Direction
Exactly as they appear, output all of the records. Skip any images.

[Dataset records]
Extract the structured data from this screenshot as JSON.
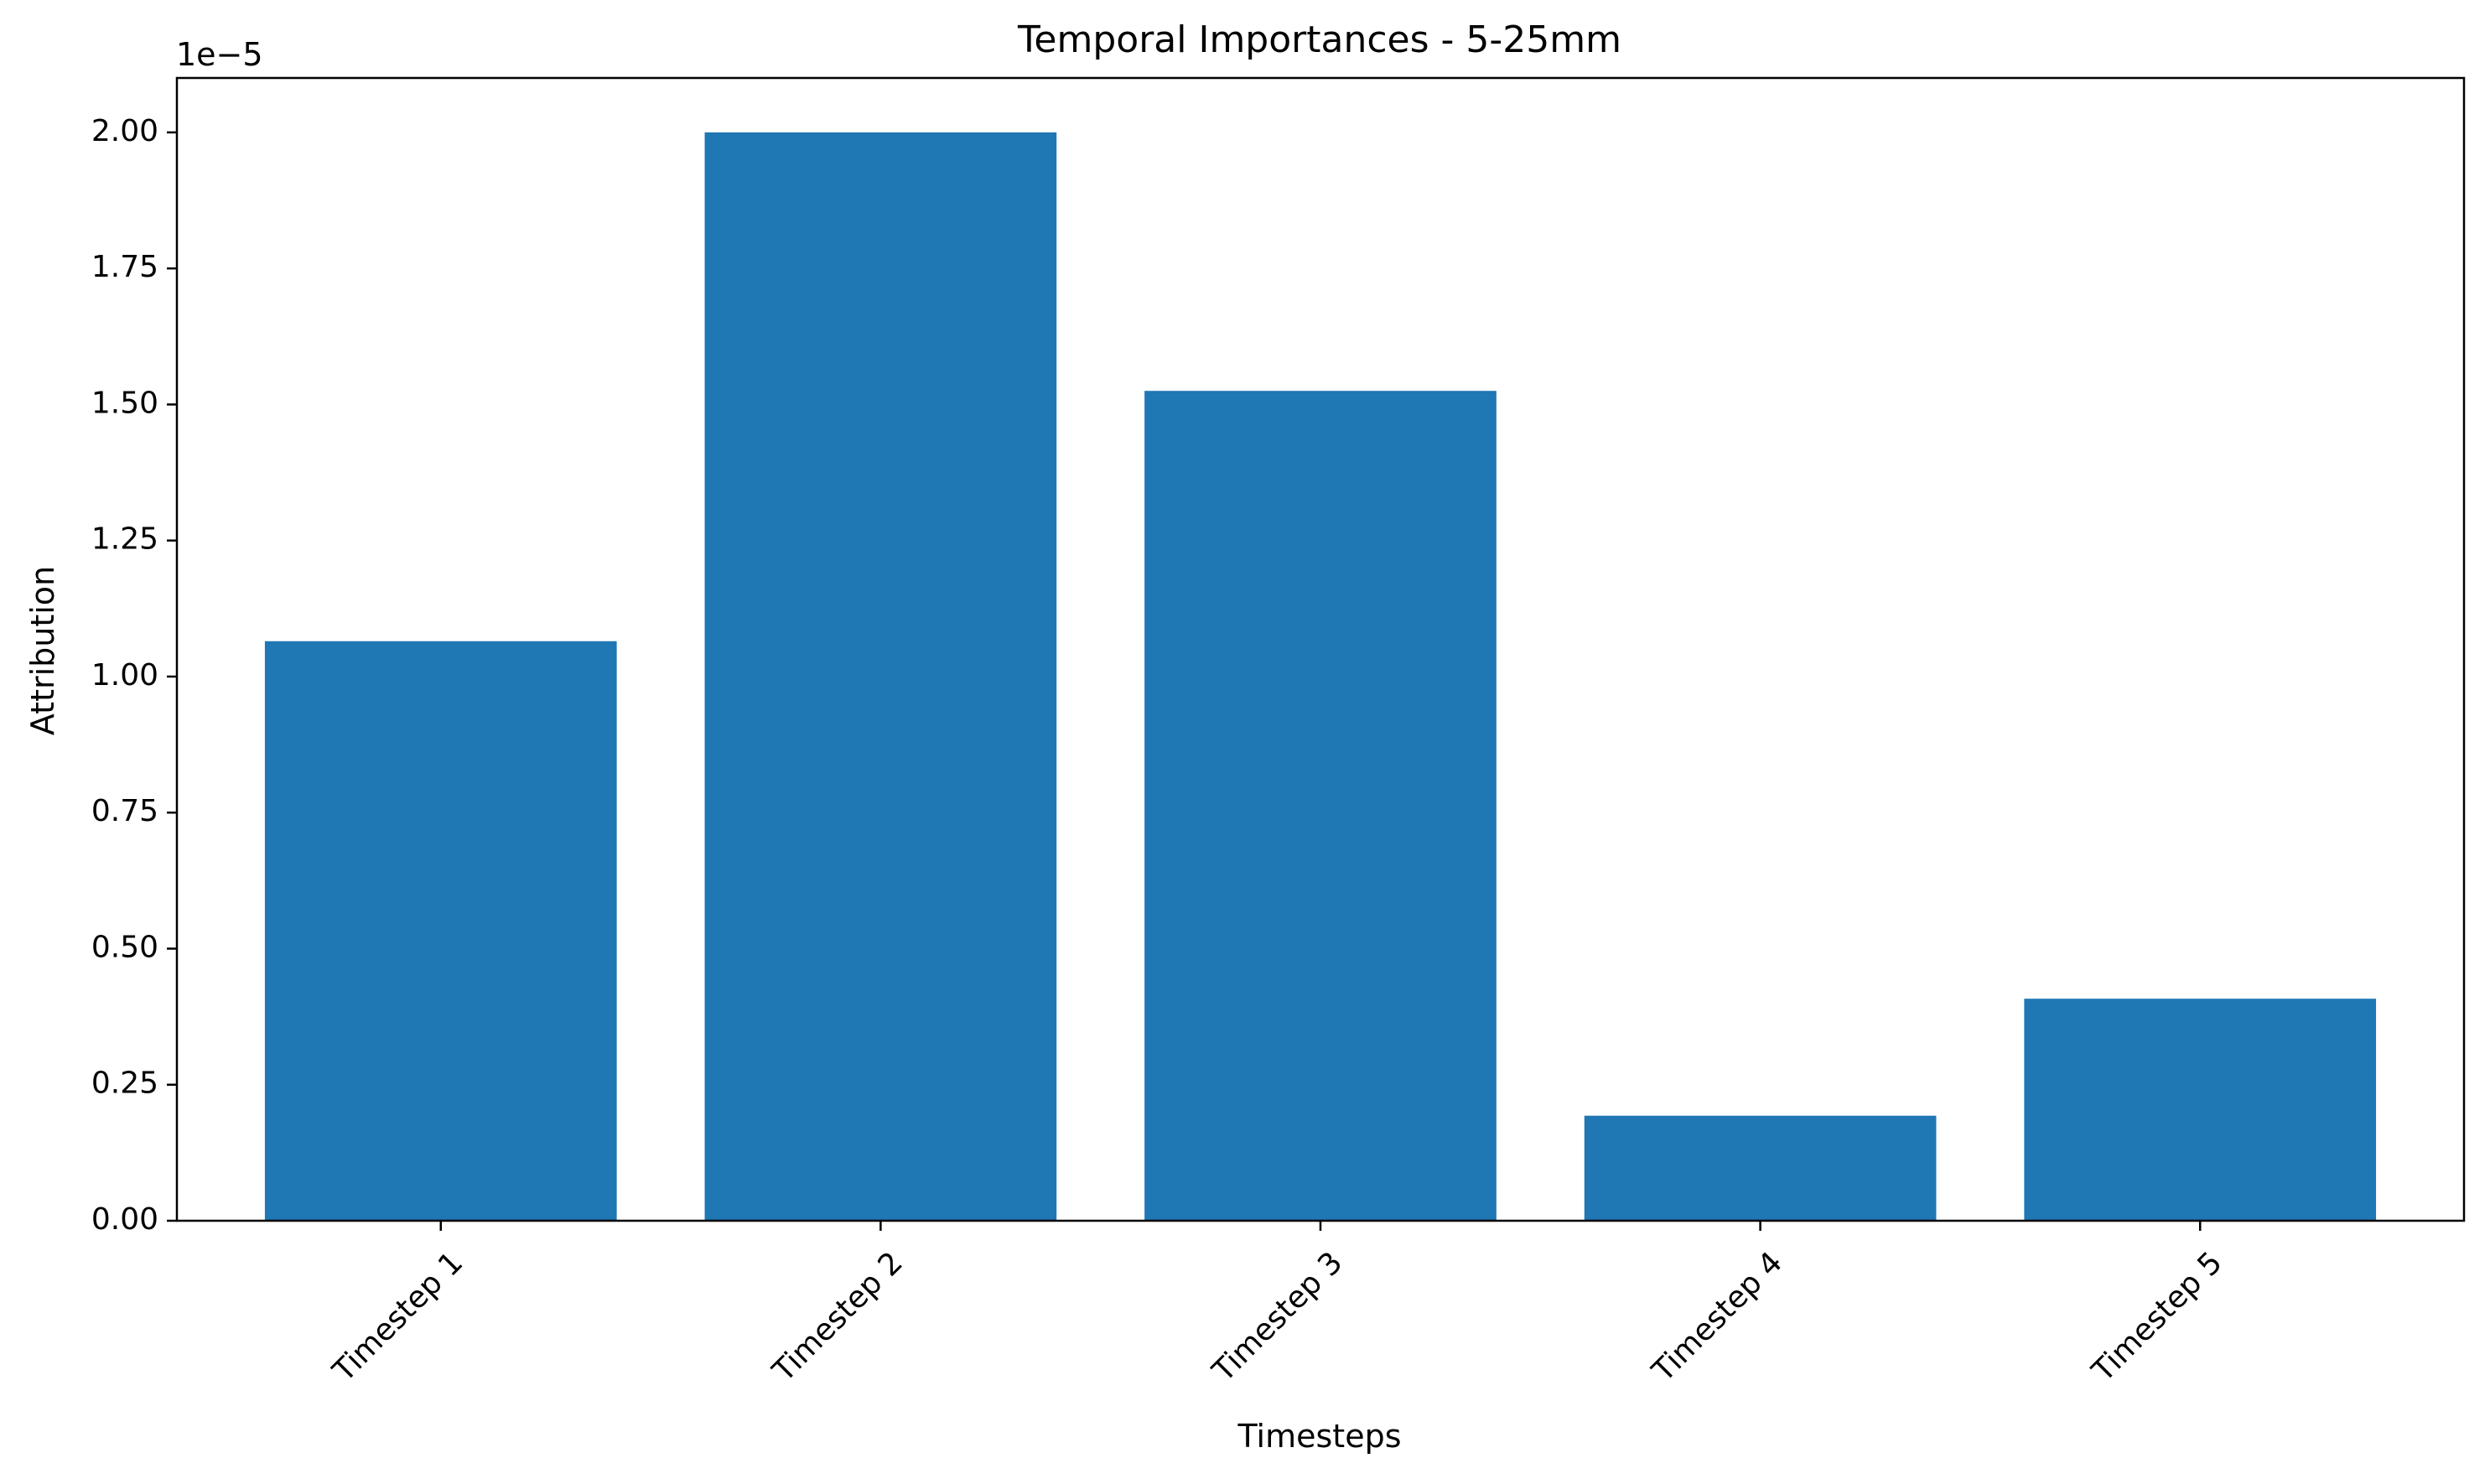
{
  "chart_data": {
    "type": "bar",
    "title": "Temporal Importances - 5-25mm",
    "xlabel": "Timesteps",
    "ylabel": "Attribution",
    "offset_text": "1e−5",
    "scale": 1e-05,
    "categories": [
      "Timestep 1",
      "Timestep 2",
      "Timestep 3",
      "Timestep 4",
      "Timestep 5"
    ],
    "values": [
      1.065e-05,
      2e-05,
      1.525e-05,
      1.93e-06,
      4.08e-06
    ],
    "ylim": [
      0,
      2.1e-05
    ],
    "yticks": [
      0,
      2.5e-06,
      5e-06,
      7.5e-06,
      1e-05,
      1.25e-05,
      1.5e-05,
      1.75e-05,
      2e-05
    ],
    "ytick_labels": [
      "0.00",
      "0.25",
      "0.50",
      "0.75",
      "1.00",
      "1.25",
      "1.50",
      "1.75",
      "2.00"
    ],
    "bar_color": "#1f77b4",
    "grid": false,
    "legend": "none",
    "xtick_rotation_deg": 45
  }
}
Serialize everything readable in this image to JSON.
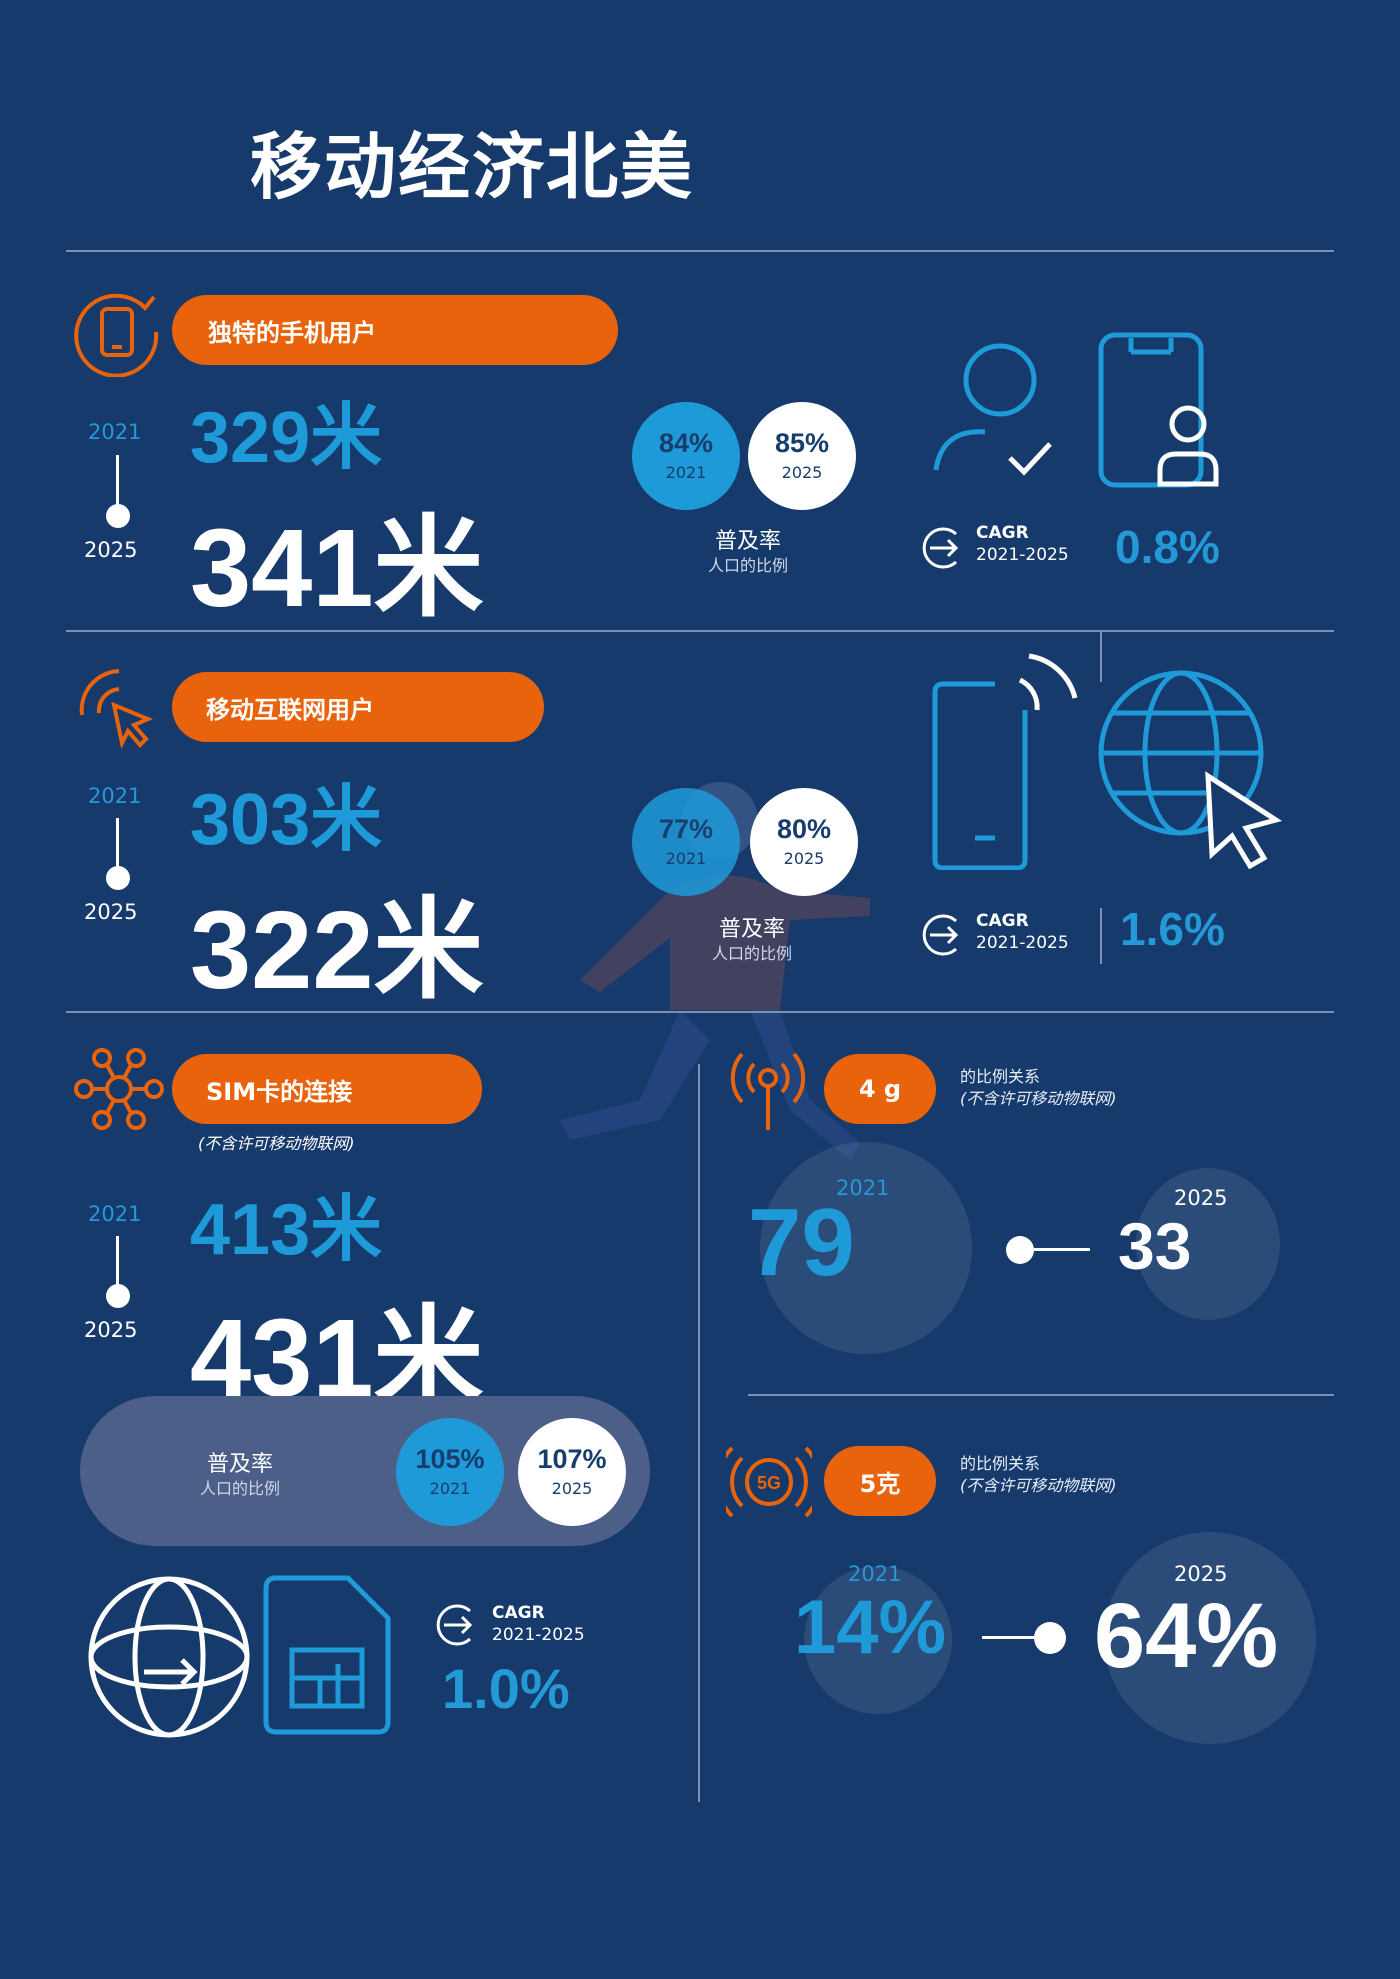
{
  "title": "移动经济北美",
  "colors": {
    "background": "#163a6b",
    "accent_orange": "#e8630b",
    "accent_blue": "#1f9ad8",
    "divider": "#7d90b4"
  },
  "section1": {
    "label": "独特的手机用户",
    "year_start": "2021",
    "year_end": "2025",
    "value_2021": "329米",
    "value_2025": "341米",
    "pen_2021": {
      "pct": "84%",
      "year": "2021"
    },
    "pen_2025": {
      "pct": "85%",
      "year": "2025"
    },
    "pen_title": "普及率",
    "pen_sub": "人口的比例",
    "cagr_label": "CAGR",
    "cagr_range": "2021-2025",
    "cagr_value": "0.8%"
  },
  "section2": {
    "label": "移动互联网用户",
    "year_start": "2021",
    "year_end": "2025",
    "value_2021": "303米",
    "value_2025": "322米",
    "pen_2021": {
      "pct": "77%",
      "year": "2021"
    },
    "pen_2025": {
      "pct": "80%",
      "year": "2025"
    },
    "pen_title": "普及率",
    "pen_sub": "人口的比例",
    "cagr_label": "CAGR",
    "cagr_range": "2021-2025",
    "cagr_value": "1.6%"
  },
  "section3": {
    "label": "SIM卡的连接",
    "note": "(不含许可移动物联网)",
    "year_start": "2021",
    "year_end": "2025",
    "value_2021": "413米",
    "value_2025": "431米",
    "pen_title": "普及率",
    "pen_sub": "人口的比例",
    "pen_2021": {
      "pct": "105%",
      "year": "2021"
    },
    "pen_2025": {
      "pct": "107%",
      "year": "2025"
    },
    "cagr_label": "CAGR",
    "cagr_range": "2021-2025",
    "cagr_value": "1.0%"
  },
  "section4g": {
    "label": "4 g",
    "note_line1": "的比例关系",
    "note_line2": "(不含许可移动物联网)",
    "year_2021": "2021",
    "year_2025": "2025",
    "value_2021": "79",
    "value_2025": "33"
  },
  "section5g": {
    "label": "5克",
    "icon_text": "5G",
    "note_line1": "的比例关系",
    "note_line2": "(不含许可移动物联网)",
    "year_2021": "2021",
    "year_2025": "2025",
    "value_2021": "14%",
    "value_2025": "64%"
  }
}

Worked answer
Extract the structured data from this screenshot as JSON.
{
  "chart_data": {
    "type": "bar",
    "title": "Temporal Importances - 5-25mm",
    "xlabel": "Timesteps",
    "ylabel": "Attribution",
    "offset_text": "1e−5",
    "scale": 1e-05,
    "categories": [
      "Timestep 1",
      "Timestep 2",
      "Timestep 3",
      "Timestep 4",
      "Timestep 5"
    ],
    "values": [
      1.065e-05,
      2e-05,
      1.525e-05,
      1.93e-06,
      4.08e-06
    ],
    "ylim": [
      0,
      2.1e-05
    ],
    "yticks": [
      0,
      2.5e-06,
      5e-06,
      7.5e-06,
      1e-05,
      1.25e-05,
      1.5e-05,
      1.75e-05,
      2e-05
    ],
    "ytick_labels": [
      "0.00",
      "0.25",
      "0.50",
      "0.75",
      "1.00",
      "1.25",
      "1.50",
      "1.75",
      "2.00"
    ],
    "bar_color": "#1f77b4",
    "grid": false,
    "legend": "none",
    "xtick_rotation_deg": 45
  }
}
Serialize everything readable in this image to JSON.
{
  "title": "移动经济北美",
  "colors": {
    "background": "#163a6b",
    "accent_orange": "#e8630b",
    "accent_blue": "#1f9ad8",
    "divider": "#7d90b4"
  },
  "section1": {
    "label": "独特的手机用户",
    "year_start": "2021",
    "year_end": "2025",
    "value_2021": "329米",
    "value_2025": "341米",
    "pen_2021": {
      "pct": "84%",
      "year": "2021"
    },
    "pen_2025": {
      "pct": "85%",
      "year": "2025"
    },
    "pen_title": "普及率",
    "pen_sub": "人口的比例",
    "cagr_label": "CAGR",
    "cagr_range": "2021-2025",
    "cagr_value": "0.8%"
  },
  "section2": {
    "label": "移动互联网用户",
    "year_start": "2021",
    "year_end": "2025",
    "value_2021": "303米",
    "value_2025": "322米",
    "pen_2021": {
      "pct": "77%",
      "year": "2021"
    },
    "pen_2025": {
      "pct": "80%",
      "year": "2025"
    },
    "pen_title": "普及率",
    "pen_sub": "人口的比例",
    "cagr_label": "CAGR",
    "cagr_range": "2021-2025",
    "cagr_value": "1.6%"
  },
  "section3": {
    "label": "SIM卡的连接",
    "note": "(不含许可移动物联网)",
    "year_start": "2021",
    "year_end": "2025",
    "value_2021": "413米",
    "value_2025": "431米",
    "pen_title": "普及率",
    "pen_sub": "人口的比例",
    "pen_2021": {
      "pct": "105%",
      "year": "2021"
    },
    "pen_2025": {
      "pct": "107%",
      "year": "2025"
    },
    "cagr_label": "CAGR",
    "cagr_range": "2021-2025",
    "cagr_value": "1.0%"
  },
  "section4g": {
    "label": "4 g",
    "note_line1": "的比例关系",
    "note_line2": "(不含许可移动物联网)",
    "year_2021": "2021",
    "year_2025": "2025",
    "value_2021": "79",
    "value_2025": "33"
  },
  "section5g": {
    "label": "5克",
    "icon_text": "5G",
    "note_line1": "的比例关系",
    "note_line2": "(不含许可移动物联网)",
    "year_2021": "2021",
    "year_2025": "2025",
    "value_2021": "14%",
    "value_2025": "64%"
  }
}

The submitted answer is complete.